# Start of Provided records

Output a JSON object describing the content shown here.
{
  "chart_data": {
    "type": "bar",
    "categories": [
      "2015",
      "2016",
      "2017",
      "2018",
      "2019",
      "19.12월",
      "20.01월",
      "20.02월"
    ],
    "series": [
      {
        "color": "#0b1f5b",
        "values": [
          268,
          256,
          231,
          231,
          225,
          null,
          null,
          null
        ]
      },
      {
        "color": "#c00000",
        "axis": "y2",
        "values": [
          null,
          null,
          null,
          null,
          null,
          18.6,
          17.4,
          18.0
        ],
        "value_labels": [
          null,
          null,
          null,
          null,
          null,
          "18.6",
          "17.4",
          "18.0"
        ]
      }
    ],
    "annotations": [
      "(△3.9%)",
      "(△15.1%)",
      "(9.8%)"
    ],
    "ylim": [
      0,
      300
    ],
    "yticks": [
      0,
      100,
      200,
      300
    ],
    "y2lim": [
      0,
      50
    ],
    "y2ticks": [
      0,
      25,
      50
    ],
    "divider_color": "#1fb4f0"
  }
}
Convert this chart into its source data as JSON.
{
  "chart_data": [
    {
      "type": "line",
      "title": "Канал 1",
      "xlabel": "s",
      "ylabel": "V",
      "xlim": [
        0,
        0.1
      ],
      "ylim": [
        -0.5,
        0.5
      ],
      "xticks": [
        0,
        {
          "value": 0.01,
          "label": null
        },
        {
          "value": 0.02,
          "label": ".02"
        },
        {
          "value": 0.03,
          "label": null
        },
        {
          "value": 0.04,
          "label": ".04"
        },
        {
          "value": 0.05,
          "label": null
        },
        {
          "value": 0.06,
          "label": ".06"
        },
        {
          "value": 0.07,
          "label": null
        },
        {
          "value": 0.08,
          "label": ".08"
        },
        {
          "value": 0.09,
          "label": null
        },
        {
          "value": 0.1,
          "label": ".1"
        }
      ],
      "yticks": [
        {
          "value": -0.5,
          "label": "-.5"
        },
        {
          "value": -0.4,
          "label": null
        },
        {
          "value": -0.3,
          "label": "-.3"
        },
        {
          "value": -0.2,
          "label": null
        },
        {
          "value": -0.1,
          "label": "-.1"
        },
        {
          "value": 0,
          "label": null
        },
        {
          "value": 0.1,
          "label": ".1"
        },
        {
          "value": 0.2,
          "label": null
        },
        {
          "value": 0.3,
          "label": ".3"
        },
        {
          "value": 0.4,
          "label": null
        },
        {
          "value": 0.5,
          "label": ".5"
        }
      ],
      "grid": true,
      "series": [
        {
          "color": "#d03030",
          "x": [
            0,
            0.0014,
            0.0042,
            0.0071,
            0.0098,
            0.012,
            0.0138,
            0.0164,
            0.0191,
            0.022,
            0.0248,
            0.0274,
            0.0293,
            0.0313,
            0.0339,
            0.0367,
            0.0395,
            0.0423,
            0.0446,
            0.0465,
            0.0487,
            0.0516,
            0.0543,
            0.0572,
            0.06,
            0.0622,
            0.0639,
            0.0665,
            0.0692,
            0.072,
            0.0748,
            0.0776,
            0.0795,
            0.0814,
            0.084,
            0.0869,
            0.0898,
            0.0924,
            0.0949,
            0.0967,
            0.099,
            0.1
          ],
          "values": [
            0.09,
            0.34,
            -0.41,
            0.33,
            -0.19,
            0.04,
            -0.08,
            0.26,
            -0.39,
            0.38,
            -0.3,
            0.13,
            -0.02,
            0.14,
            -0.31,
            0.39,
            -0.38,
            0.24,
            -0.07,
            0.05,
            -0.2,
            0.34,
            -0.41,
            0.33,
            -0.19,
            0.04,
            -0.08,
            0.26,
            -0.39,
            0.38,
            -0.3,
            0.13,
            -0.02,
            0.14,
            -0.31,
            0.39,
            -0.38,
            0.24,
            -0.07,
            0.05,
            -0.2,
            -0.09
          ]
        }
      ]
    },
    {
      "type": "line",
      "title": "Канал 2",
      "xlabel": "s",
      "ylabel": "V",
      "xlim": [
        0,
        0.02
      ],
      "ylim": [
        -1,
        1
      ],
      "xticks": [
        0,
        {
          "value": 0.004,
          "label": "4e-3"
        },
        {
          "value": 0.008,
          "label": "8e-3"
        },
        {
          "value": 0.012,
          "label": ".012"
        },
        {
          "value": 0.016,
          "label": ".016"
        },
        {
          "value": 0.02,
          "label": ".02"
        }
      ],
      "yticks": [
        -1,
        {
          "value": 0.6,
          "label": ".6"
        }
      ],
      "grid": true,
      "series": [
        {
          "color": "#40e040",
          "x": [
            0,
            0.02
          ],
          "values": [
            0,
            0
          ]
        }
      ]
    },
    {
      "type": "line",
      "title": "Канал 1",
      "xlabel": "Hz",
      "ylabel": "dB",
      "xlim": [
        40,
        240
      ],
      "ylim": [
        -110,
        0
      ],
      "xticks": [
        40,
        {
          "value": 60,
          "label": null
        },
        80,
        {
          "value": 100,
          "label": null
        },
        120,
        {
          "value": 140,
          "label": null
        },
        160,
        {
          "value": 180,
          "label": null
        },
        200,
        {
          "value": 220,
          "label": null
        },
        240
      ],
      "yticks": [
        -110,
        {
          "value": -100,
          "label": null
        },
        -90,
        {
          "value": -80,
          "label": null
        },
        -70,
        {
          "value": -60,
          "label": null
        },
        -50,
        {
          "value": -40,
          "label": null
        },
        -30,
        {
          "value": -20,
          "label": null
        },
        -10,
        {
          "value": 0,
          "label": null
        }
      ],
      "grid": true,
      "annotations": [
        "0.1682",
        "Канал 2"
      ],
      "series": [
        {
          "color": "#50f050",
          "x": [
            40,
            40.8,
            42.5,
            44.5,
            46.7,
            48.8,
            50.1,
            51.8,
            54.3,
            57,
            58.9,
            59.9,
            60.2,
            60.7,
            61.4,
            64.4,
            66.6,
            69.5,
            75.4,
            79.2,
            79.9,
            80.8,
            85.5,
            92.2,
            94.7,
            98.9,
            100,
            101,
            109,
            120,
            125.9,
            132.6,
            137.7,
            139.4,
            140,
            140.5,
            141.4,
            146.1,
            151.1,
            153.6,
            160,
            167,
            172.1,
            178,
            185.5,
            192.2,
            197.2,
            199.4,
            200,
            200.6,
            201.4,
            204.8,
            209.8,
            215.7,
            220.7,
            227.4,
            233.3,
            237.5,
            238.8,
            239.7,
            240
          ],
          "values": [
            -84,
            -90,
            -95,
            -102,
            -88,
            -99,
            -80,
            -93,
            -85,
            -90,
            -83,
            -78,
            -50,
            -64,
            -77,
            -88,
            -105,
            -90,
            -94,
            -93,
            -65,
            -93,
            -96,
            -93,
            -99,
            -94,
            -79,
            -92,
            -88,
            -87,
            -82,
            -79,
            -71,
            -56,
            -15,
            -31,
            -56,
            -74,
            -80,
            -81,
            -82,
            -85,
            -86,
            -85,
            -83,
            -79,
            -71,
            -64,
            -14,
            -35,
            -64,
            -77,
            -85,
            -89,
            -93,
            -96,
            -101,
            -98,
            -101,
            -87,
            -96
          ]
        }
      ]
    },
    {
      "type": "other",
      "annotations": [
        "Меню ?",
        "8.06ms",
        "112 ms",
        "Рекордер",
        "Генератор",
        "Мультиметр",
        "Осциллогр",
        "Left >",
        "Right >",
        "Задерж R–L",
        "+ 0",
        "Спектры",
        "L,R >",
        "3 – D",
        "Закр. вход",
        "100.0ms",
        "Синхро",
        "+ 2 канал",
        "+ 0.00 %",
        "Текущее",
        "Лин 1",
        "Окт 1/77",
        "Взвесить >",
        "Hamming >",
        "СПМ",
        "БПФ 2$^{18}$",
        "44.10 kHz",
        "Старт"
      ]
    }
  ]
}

# End of Provided records

_To do_
Emit the records above again, exactly, with no line skipped.

_Task result_
Output a JSON object describing the content shown here.
{
  "chart_data": {
    "type": "bar",
    "categories": [
      "2015",
      "2016",
      "2017",
      "2018",
      "2019",
      "19.12월",
      "20.01월",
      "20.02월"
    ],
    "series": [
      {
        "color": "#0b1f5b",
        "values": [
          268,
          256,
          231,
          231,
          225,
          null,
          null,
          null
        ]
      },
      {
        "color": "#c00000",
        "axis": "y2",
        "values": [
          null,
          null,
          null,
          null,
          null,
          18.6,
          17.4,
          18.0
        ],
        "value_labels": [
          null,
          null,
          null,
          null,
          null,
          "18.6",
          "17.4",
          "18.0"
        ]
      }
    ],
    "annotations": [
      "(△3.9%)",
      "(△15.1%)",
      "(9.8%)"
    ],
    "ylim": [
      0,
      300
    ],
    "yticks": [
      0,
      100,
      200,
      300
    ],
    "y2lim": [
      0,
      50
    ],
    "y2ticks": [
      0,
      25,
      50
    ],
    "divider_color": "#1fb4f0"
  }
}
Convert this chart into its source data as JSON.
{
  "chart_data": [
    {
      "type": "line",
      "title": "Канал 1",
      "xlabel": "s",
      "ylabel": "V",
      "xlim": [
        0,
        0.1
      ],
      "ylim": [
        -0.5,
        0.5
      ],
      "xticks": [
        0,
        {
          "value": 0.01,
          "label": null
        },
        {
          "value": 0.02,
          "label": ".02"
        },
        {
          "value": 0.03,
          "label": null
        },
        {
          "value": 0.04,
          "label": ".04"
        },
        {
          "value": 0.05,
          "label": null
        },
        {
          "value": 0.06,
          "label": ".06"
        },
        {
          "value": 0.07,
          "label": null
        },
        {
          "value": 0.08,
          "label": ".08"
        },
        {
          "value": 0.09,
          "label": null
        },
        {
          "value": 0.1,
          "label": ".1"
        }
      ],
      "yticks": [
        {
          "value": -0.5,
          "label": "-.5"
        },
        {
          "value": -0.4,
          "label": null
        },
        {
          "value": -0.3,
          "label": "-.3"
        },
        {
          "value": -0.2,
          "label": null
        },
        {
          "value": -0.1,
          "label": "-.1"
        },
        {
          "value": 0,
          "label": null
        },
        {
          "value": 0.1,
          "label": ".1"
        },
        {
          "value": 0.2,
          "label": null
        },
        {
          "value": 0.3,
          "label": ".3"
        },
        {
          "value": 0.4,
          "label": null
        },
        {
          "value": 0.5,
          "label": ".5"
        }
      ],
      "grid": true,
      "series": [
        {
          "color": "#d03030",
          "x": [
            0,
            0.0014,
            0.0042,
            0.0071,
            0.0098,
            0.012,
            0.0138,
            0.0164,
            0.0191,
            0.022,
            0.0248,
            0.0274,
            0.0293,
            0.0313,
            0.0339,
            0.0367,
            0.0395,
            0.0423,
            0.0446,
            0.0465,
            0.0487,
            0.0516,
            0.0543,
            0.0572,
            0.06,
            0.0622,
            0.0639,
            0.0665,
            0.0692,
            0.072,
            0.0748,
            0.0776,
            0.0795,
            0.0814,
            0.084,
            0.0869,
            0.0898,
            0.0924,
            0.0949,
            0.0967,
            0.099,
            0.1
          ],
          "values": [
            0.09,
            0.34,
            -0.41,
            0.33,
            -0.19,
            0.04,
            -0.08,
            0.26,
            -0.39,
            0.38,
            -0.3,
            0.13,
            -0.02,
            0.14,
            -0.31,
            0.39,
            -0.38,
            0.24,
            -0.07,
            0.05,
            -0.2,
            0.34,
            -0.41,
            0.33,
            -0.19,
            0.04,
            -0.08,
            0.26,
            -0.39,
            0.38,
            -0.3,
            0.13,
            -0.02,
            0.14,
            -0.31,
            0.39,
            -0.38,
            0.24,
            -0.07,
            0.05,
            -0.2,
            -0.09
          ]
        }
      ]
    },
    {
      "type": "line",
      "title": "Канал 2",
      "xlabel": "s",
      "ylabel": "V",
      "xlim": [
        0,
        0.02
      ],
      "ylim": [
        -1,
        1
      ],
      "xticks": [
        0,
        {
          "value": 0.004,
          "label": "4e-3"
        },
        {
          "value": 0.008,
          "label": "8e-3"
        },
        {
          "value": 0.012,
          "label": ".012"
        },
        {
          "value": 0.016,
          "label": ".016"
        },
        {
          "value": 0.02,
          "label": ".02"
        }
      ],
      "yticks": [
        -1,
        {
          "value": 0.6,
          "label": ".6"
        }
      ],
      "grid": true,
      "series": [
        {
          "color": "#40e040",
          "x": [
            0,
            0.02
          ],
          "values": [
            0,
            0
          ]
        }
      ]
    },
    {
      "type": "line",
      "title": "Канал 1",
      "xlabel": "Hz",
      "ylabel": "dB",
      "xlim": [
        40,
        240
      ],
      "ylim": [
        -110,
        0
      ],
      "xticks": [
        40,
        {
          "value": 60,
          "label": null
        },
        80,
        {
          "value": 100,
          "label": null
        },
        120,
        {
          "value": 140,
          "label": null
        },
        160,
        {
          "value": 180,
          "label": null
        },
        200,
        {
          "value": 220,
          "label": null
        },
        240
      ],
      "yticks": [
        -110,
        {
          "value": -100,
          "label": null
        },
        -90,
        {
          "value": -80,
          "label": null
        },
        -70,
        {
          "value": -60,
          "label": null
        },
        -50,
        {
          "value": -40,
          "label": null
        },
        -30,
        {
          "value": -20,
          "label": null
        },
        -10,
        {
          "value": 0,
          "label": null
        }
      ],
      "grid": true,
      "annotations": [
        "0.1682",
        "Канал 2"
      ],
      "series": [
        {
          "color": "#50f050",
          "x": [
            40,
            40.8,
            42.5,
            44.5,
            46.7,
            48.8,
            50.1,
            51.8,
            54.3,
            57,
            58.9,
            59.9,
            60.2,
            60.7,
            61.4,
            64.4,
            66.6,
            69.5,
            75.4,
            79.2,
            79.9,
            80.8,
            85.5,
            92.2,
            94.7,
            98.9,
            100,
            101,
            109,
            120,
            125.9,
            132.6,
            137.7,
            139.4,
            140,
            140.5,
            141.4,
            146.1,
            151.1,
            153.6,
            160,
            167,
            172.1,
            178,
            185.5,
            192.2,
            197.2,
            199.4,
            200,
            200.6,
            201.4,
            204.8,
            209.8,
            215.7,
            220.7,
            227.4,
            233.3,
            237.5,
            238.8,
            239.7,
            240
          ],
          "values": [
            -84,
            -90,
            -95,
            -102,
            -88,
            -99,
            -80,
            -93,
            -85,
            -90,
            -83,
            -78,
            -50,
            -64,
            -77,
            -88,
            -105,
            -90,
            -94,
            -93,
            -65,
            -93,
            -96,
            -93,
            -99,
            -94,
            -79,
            -92,
            -88,
            -87,
            -82,
            -79,
            -71,
            -56,
            -15,
            -31,
            -56,
            -74,
            -80,
            -81,
            -82,
            -85,
            -86,
            -85,
            -83,
            -79,
            -71,
            -64,
            -14,
            -35,
            -64,
            -77,
            -85,
            -89,
            -93,
            -96,
            -101,
            -98,
            -101,
            -87,
            -96
          ]
        }
      ]
    },
    {
      "type": "other",
      "annotations": [
        "Меню ?",
        "8.06ms",
        "112 ms",
        "Рекордер",
        "Генератор",
        "Мультиметр",
        "Осциллогр",
        "Left >",
        "Right >",
        "Задерж R–L",
        "+ 0",
        "Спектры",
        "L,R >",
        "3 – D",
        "Закр. вход",
        "100.0ms",
        "Синхро",
        "+ 2 канал",
        "+ 0.00 %",
        "Текущее",
        "Лин 1",
        "Окт 1/77",
        "Взвесить >",
        "Hamming >",
        "СПМ",
        "БПФ 2$^{18}$",
        "44.10 kHz",
        "Старт"
      ]
    }
  ]
}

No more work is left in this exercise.